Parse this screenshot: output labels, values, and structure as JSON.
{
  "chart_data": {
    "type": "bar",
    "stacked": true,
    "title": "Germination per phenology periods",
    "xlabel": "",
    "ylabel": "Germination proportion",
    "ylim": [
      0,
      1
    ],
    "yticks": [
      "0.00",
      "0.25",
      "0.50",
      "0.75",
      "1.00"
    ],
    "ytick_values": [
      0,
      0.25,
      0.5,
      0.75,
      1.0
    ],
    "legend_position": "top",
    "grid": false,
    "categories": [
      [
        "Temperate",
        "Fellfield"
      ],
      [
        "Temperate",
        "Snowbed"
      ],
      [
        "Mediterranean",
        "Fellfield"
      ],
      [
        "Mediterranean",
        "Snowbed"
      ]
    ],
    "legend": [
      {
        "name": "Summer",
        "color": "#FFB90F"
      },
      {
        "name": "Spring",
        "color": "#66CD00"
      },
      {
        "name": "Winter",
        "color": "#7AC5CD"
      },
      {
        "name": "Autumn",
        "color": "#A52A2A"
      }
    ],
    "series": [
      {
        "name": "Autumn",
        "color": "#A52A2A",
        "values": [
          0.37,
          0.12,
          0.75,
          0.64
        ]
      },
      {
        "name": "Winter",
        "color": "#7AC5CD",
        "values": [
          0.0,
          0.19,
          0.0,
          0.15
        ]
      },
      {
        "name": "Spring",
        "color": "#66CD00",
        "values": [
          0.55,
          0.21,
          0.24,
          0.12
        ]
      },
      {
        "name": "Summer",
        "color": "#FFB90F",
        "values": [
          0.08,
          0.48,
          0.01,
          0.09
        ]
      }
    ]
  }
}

▶ [EXERCISE GOAL]: Write out every entry exactly as given.

▶ [WRITTEN RESPONSE]:
Parse this screenshot: output labels, values, and structure as JSON.
{
  "chart_data": {
    "type": "bar",
    "stacked": true,
    "title": "Germination per phenology periods",
    "xlabel": "",
    "ylabel": "Germination proportion",
    "ylim": [
      0,
      1
    ],
    "yticks": [
      "0.00",
      "0.25",
      "0.50",
      "0.75",
      "1.00"
    ],
    "ytick_values": [
      0,
      0.25,
      0.5,
      0.75,
      1.0
    ],
    "legend_position": "top",
    "grid": false,
    "categories": [
      [
        "Temperate",
        "Fellfield"
      ],
      [
        "Temperate",
        "Snowbed"
      ],
      [
        "Mediterranean",
        "Fellfield"
      ],
      [
        "Mediterranean",
        "Snowbed"
      ]
    ],
    "legend": [
      {
        "name": "Summer",
        "color": "#FFB90F"
      },
      {
        "name": "Spring",
        "color": "#66CD00"
      },
      {
        "name": "Winter",
        "color": "#7AC5CD"
      },
      {
        "name": "Autumn",
        "color": "#A52A2A"
      }
    ],
    "series": [
      {
        "name": "Autumn",
        "color": "#A52A2A",
        "values": [
          0.37,
          0.12,
          0.75,
          0.64
        ]
      },
      {
        "name": "Winter",
        "color": "#7AC5CD",
        "values": [
          0.0,
          0.19,
          0.0,
          0.15
        ]
      },
      {
        "name": "Spring",
        "color": "#66CD00",
        "values": [
          0.55,
          0.21,
          0.24,
          0.12
        ]
      },
      {
        "name": "Summer",
        "color": "#FFB90F",
        "values": [
          0.08,
          0.48,
          0.01,
          0.09
        ]
      }
    ]
  }
}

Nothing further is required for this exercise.